Short problem
Pull out each line of the records that contains the string "DURING" and copy it in full.

## Begin Dataset records

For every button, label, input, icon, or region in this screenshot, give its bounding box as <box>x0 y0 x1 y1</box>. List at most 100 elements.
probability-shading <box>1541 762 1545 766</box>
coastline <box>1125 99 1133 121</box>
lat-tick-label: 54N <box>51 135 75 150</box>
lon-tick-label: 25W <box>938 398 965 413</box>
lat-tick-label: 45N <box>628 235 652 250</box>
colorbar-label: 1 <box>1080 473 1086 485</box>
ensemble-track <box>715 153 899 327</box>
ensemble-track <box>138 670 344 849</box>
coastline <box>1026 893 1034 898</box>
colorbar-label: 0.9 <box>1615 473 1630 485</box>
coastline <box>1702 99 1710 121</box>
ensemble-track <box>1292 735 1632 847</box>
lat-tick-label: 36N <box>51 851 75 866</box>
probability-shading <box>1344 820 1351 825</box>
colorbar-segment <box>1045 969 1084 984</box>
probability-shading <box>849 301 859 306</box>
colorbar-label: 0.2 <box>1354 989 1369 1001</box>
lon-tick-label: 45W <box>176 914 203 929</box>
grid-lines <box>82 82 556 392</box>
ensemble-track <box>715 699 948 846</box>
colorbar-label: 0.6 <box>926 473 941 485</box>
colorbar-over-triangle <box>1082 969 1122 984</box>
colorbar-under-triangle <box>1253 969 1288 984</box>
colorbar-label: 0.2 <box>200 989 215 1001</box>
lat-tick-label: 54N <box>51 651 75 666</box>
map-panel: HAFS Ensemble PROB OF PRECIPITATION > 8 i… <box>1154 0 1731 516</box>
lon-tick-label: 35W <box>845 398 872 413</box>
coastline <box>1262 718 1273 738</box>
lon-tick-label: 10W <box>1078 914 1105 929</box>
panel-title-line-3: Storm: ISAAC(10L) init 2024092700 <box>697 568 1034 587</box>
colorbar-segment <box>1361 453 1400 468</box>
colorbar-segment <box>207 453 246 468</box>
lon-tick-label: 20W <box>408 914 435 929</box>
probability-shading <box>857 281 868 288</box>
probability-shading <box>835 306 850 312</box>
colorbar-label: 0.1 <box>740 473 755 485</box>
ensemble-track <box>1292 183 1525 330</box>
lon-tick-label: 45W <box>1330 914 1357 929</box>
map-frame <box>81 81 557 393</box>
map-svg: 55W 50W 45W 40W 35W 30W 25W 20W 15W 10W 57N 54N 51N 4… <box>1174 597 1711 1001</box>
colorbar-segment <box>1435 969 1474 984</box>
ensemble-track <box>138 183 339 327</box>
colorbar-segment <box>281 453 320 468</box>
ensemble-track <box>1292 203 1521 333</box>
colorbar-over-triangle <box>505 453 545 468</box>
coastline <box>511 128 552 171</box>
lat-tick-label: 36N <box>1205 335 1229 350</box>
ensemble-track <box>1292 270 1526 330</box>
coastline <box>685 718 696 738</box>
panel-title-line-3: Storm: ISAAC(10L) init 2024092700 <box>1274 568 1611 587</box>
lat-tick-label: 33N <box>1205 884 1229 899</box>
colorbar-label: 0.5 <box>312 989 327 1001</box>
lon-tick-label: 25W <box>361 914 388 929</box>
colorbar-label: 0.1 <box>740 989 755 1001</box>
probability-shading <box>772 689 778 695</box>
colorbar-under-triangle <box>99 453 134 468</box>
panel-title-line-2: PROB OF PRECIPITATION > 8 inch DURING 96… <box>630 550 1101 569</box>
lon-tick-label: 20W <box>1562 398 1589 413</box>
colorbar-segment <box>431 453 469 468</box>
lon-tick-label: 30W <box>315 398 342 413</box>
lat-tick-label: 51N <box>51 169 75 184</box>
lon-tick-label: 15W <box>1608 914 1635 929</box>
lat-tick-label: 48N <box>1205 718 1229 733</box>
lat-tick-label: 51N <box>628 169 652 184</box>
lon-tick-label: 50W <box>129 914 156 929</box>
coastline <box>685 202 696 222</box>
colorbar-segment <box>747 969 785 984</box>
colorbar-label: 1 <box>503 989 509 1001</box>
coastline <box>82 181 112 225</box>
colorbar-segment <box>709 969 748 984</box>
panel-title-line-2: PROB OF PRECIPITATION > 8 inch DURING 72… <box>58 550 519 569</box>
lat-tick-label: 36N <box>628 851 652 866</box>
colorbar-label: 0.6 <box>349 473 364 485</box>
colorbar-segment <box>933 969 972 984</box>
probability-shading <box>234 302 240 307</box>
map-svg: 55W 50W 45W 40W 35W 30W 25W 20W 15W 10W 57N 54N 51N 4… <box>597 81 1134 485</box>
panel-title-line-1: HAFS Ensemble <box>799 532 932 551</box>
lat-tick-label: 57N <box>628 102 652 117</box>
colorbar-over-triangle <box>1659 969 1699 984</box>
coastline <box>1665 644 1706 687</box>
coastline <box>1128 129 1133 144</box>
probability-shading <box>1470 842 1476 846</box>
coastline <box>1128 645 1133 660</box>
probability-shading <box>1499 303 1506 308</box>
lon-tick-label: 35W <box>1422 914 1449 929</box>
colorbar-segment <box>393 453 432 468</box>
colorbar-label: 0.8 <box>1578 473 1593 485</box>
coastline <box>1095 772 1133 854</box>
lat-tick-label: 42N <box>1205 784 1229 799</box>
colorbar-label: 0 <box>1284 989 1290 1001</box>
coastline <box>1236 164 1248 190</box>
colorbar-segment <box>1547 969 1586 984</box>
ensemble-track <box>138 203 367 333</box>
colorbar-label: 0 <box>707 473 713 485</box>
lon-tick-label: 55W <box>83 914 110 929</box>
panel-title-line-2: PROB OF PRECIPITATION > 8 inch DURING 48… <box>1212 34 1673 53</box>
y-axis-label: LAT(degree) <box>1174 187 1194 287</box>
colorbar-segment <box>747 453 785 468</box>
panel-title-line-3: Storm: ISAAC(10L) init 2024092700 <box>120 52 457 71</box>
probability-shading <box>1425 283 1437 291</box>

## End Dataset records

Result of the exercise
panel-title-line-2: PROB OF PRECIPITATION > 8 inch DURING 96… <box>630 550 1101 569</box>
panel-title-line-2: PROB OF PRECIPITATION > 8 inch DURING 72… <box>58 550 519 569</box>
panel-title-line-2: PROB OF PRECIPITATION > 8 inch DURING 48… <box>1212 34 1673 53</box>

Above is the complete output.